Lines containing the word "Reparaturen" are the ones to copy from the records below.

== Extracted information

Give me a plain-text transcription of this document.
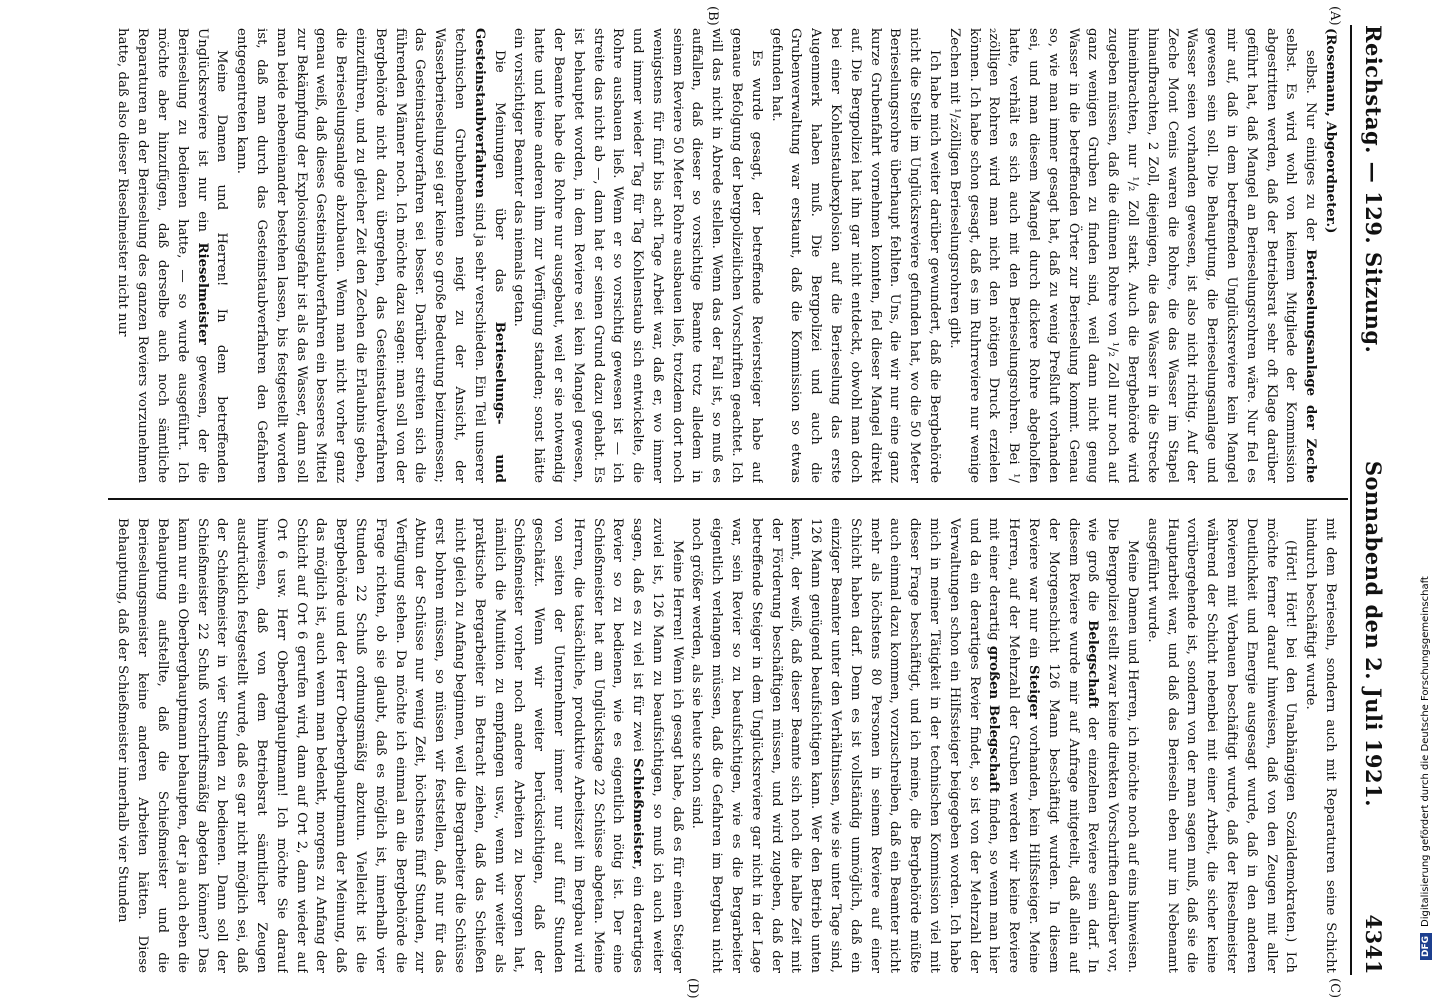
Reichstag. — 129. Sitzung.
Sonnabend den 2. Juli 1921.
4341
(A)
(B)
(C)
(D)

(Rosemann, Abgeordneter.)

selbst. Nur einiges zu der Berieselungsanlage der Zeche selbst. Es wird wohl von keinem Mitgliede der Kommission abgestritten werden, daß der Betriebsrat sehr oft Klage darüber geführt hat, daß Mangel an Berieselungsrohren wäre. Nur fiel es mir auf, daß in dem betreffenden Unglücksreviere kein Mangel gewesen sein soll. Die Behauptung, die Berieselungsanlage und Wasser seien vorhanden gewesen, ist also nicht richtig. Auf der Zeche Mont Cenis waren die Rohre, die das Wasser im Stapel hinaufbrachten, 2 Zoll, diejenigen, die das Wasser in die Strecke hineinbrachten, nur ¹/₂ Zoll stark. Auch die Bergbehörde wird zugeben müssen, daß die dünnen Rohre von ¹/₂ Zoll nur noch auf ganz wenigen Gruben zu finden sind, weil dann nicht genug Wasser in die betreffenden Örter zur Berieselung kommt. Genau so, wie man immer gesagt hat, daß zu wenig Preßluft vorhanden sei, und man diesem Mangel durch dickere Rohre abgeholfen hatte, verhält es sich auch mit den Berieselungsrohren. Bei ¹/₂zölligen Rohren wird man nicht den nötigen Druck erzielen können. Ich habe schon gesagt, daß es im Ruhrreviere nur wenige Zechen mit ¹/₂zölligen Berieselungsrohren gibt.

Ich habe mich weiter darüber gewundert, daß die Bergbehörde nicht die Stelle im Unglücksreviere gefunden hat, wo die 50 Meter Berieselungsrohre überhaupt fehlten. Uns, die wir nur eine ganz kurze Grubenfahrt vornehmen konnten, fiel dieser Mangel direkt auf. Die Bergpolizei hat ihn gar nicht entdeckt, obwohl man doch bei einer Kohlenstaubexplosion auf die Berieselung das erste Augenmerk haben muß. Die Bergpolizei und auch die Grubenverwaltung war erstaunt, daß die Kommission so etwas gefunden hat.

Es wurde gesagt, der betreffende Reviersteiger habe auf genaue Befolgung der bergpolizeilichen Vorschriften geachtet. Ich will das nicht in Abrede stellen. Wenn das der Fall ist, so muß es auffallen, daß dieser so vorsichtige Beamte trotz alledem in seinem Reviere 50 Meter Rohre ausbauen ließ, trotzdem dort noch wenigstens für fünf bis acht Tage Arbeit war, daß er, wo immer und immer wieder Tag für Tag Kohlenstaub sich entwickelte, die Rohre ausbauen ließ. Wenn er so vorsichtig gewesen ist — ich streite das nicht ab —, dann hat er seinen Grund dazu gehabt. Es ist behauptet worden, in dem Reviere sei kein Mangel gewesen, der Beamte habe die Rohre nur ausgebaut, weil er sie notwendig hatte und keine anderen ihm zur Verfügung standen; sonst hätte ein vorsichtiger Beamter das niemals getan.

Die Meinungen über das Berieselungs- und Gesteinstaubverfahren sind ja sehr verschieden. Ein Teil unserer technischen Grubenbeamten neigt zu der Ansicht, der Wasserberieselung sei gar keine so große Bedeutung beizumessen; das Gesteinstaubverfahren sei besser. Darüber streiten sich die führenden Männer noch. Ich möchte dazu sagen: man soll von der Bergbehörde nicht dazu übergehen, das Gesteinstaubverfahren einzuführen, und zu gleicher Zeit den Zechen die Erlaubnis geben, die Berieselungsanlage abzubauen. Wenn man nicht vorher ganz genau weiß, daß dieses Gesteinstaubverfahren ein besseres Mittel zur Bekämpfung der Explosionsgefahr ist als das Wasser, dann soll man beide nebeneinander bestehen lassen, bis festgestellt worden ist, daß man durch das Gesteinstaubverfahren den Gefahren entgegentreten kann.

Meine Damen und Herren! In dem betreffenden Unglücksreviere ist nur ein Rieselmeister gewesen, der die Berieselung zu bedienen hatte, — so wurde ausgeführt. Ich möchte aber hinzufügen, daß derselbe auch noch sämtliche Reparaturen an der Berieselung des ganzen Reviers vorzunehmen hatte, daß also dieser Rieselmeister nicht nur

mit dem Berieseln, sondern auch mit Reparaturen seine Schicht hindurch beschäftigt wurde.

(Hört! Hört! bei den Unabhängigen Sozialdemokraten.) Ich möchte ferner darauf hinweisen, daß von den Zeugen mit aller Deutlichkeit und Energie ausgesagt wurde, daß in den anderen Revieren mit Verbauen beschäftigt wurde, daß der Rieselmeister während der Schicht nebenbei mit einer Arbeit, die sicher keine vorübergehende ist, sondern von der man sagen muß, daß sie die Hauptarbeit war, und daß das Berieseln eben nur im Nebenamt ausgeführt wurde.

Meine Damen und Herren, ich möchte noch auf eins hinweisen. Die Bergpolizei stellt zwar keine direkten Vorschriften darüber vor, wie groß die Belegschaft der einzelnen Reviere sein darf. In diesem Reviere wurde mir auf Anfrage mitgeteilt, daß allein auf der Morgenschicht 126 Mann beschäftigt wurden. In diesem Reviere war nur ein Steiger vorhanden, kein Hilfssteiger. Meine Herren, auf der Mehrzahl der Gruben werden wir keine Reviere mit einer derartig großen Belegschaft finden, so wenn man hier und da ein derartiges Revier findet, so ist von der Mehrzahl der Verwaltungen schon ein Hilfssteiger beigegeben worden. Ich habe mich in meiner Tätigkeit in der technischen Kommission viel mit dieser Frage beschäftigt, und ich meine, die Bergbehörde müßte auch einmal dazu kommen, vorzuschreiben, daß ein Beamter nicht mehr als höchstens 80 Personen in seinem Reviere auf einer Schicht haben darf. Denn es ist vollständig unmöglich, daß ein einziger Beamter unter den Verhältnissen, wie sie unter Tage sind, 126 Mann genügend beaufsichtigen kann. Wer den Betrieb unten kennt, der weiß, daß dieser Beamte sich noch die halbe Zeit mit der Förderung beschäftigen müssen, und wird zugeben, daß der betreffende Steiger in dem Unglücksreviere gar nicht in der Lage war, sein Revier so zu beaufsichtigen, wie es die Bergarbeiter eigentlich verlangen müssen, daß die Gefahren im Bergbau nicht noch größer werden, als sie heute schon sind.

Meine Herren! Wenn ich gesagt habe, daß es für einen Steiger zuviel ist, 126 Mann zu beaufsichtigen, so muß ich auch weiter sagen, daß es zu viel ist für zwei Schießmeister, ein derartiges Revier so zu bedienen, wie es eigentlich nötig ist. Der eine Schießmeister hat am Unglückstage 22 Schüsse abgetan. Meine Herren, die tatsächliche, produktive Arbeitszeit im Bergbau wird von seiten der Unternehmer immer nur auf fünf Stunden geschätzt. Wenn wir weiter berücksichtigen, daß der Schießmeister vorher noch andere Arbeiten zu besorgen hat, nämlich die Munition zu empfangen usw., wenn wir weiter als praktische Bergarbeiter in Betracht ziehen, daß das Schießen nicht gleich zu Anfang beginnen, weil die Bergarbeiter die Schüsse erst bohren müssen, so müssen wir feststellen, daß nur für das Abtun der Schüsse nur wenig Zeit, höchstens fünf Stunden, zur Verfügung stehen. Da möchte ich einmal an die Bergbehörde die Frage richten, ob sie glaubt, daß es möglich ist, innerhalb vier Stunden 22 Schuß ordnungsmäßig abzutun. Vielleicht ist die Bergbehörde und der Herr Oberberghauptmann der Meinung, daß das möglich ist, auch wenn man bedenkt, morgens zu Anfang der Schicht auf Ort 6 gerufen wird, dann auf Ort 2, dann wieder auf Ort 6 usw. Herr Oberberghauptmann! Ich möchte Sie darauf hinweisen, daß von dem Betriebsrat sämtlicher Zeugen ausdrücklich festgestellt wurde, daß es gar nicht möglich sei, daß der Schießmeister in vier Stunden zu bedienen. Dann soll der Schießmeister 22 Schuß vorschriftsmäßig abgetan können? Das kann nur ein Oberberghauptmann behaupten, der ja auch eben die Behauptung aufstellte, daß die Schießmeister und die Berieselungsmeister keine anderen Arbeiten hätten. Diese Behauptung, daß der Schießmeister innerhalb vier Stunden

DFGDigitalisierung gefördert durch die Deutsche Forschungsgemeinschaft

====

### In response:
Meine Damen und Herren! In dem betreffenden Unglücksreviere ist nur ein Rieselmeister gewesen, der die Berieselung zu bedienen hatte, — so wurde ausgeführt. Ich möchte aber hinzufügen, daß derselbe auch noch sämtliche Reparaturen an der Berieselung des ganzen Reviers vorzunehmen hatte, daß also dieser Rieselmeister nicht nur
mit dem Berieseln, sondern auch mit Reparaturen seine Schicht hindurch beschäftigt wurde.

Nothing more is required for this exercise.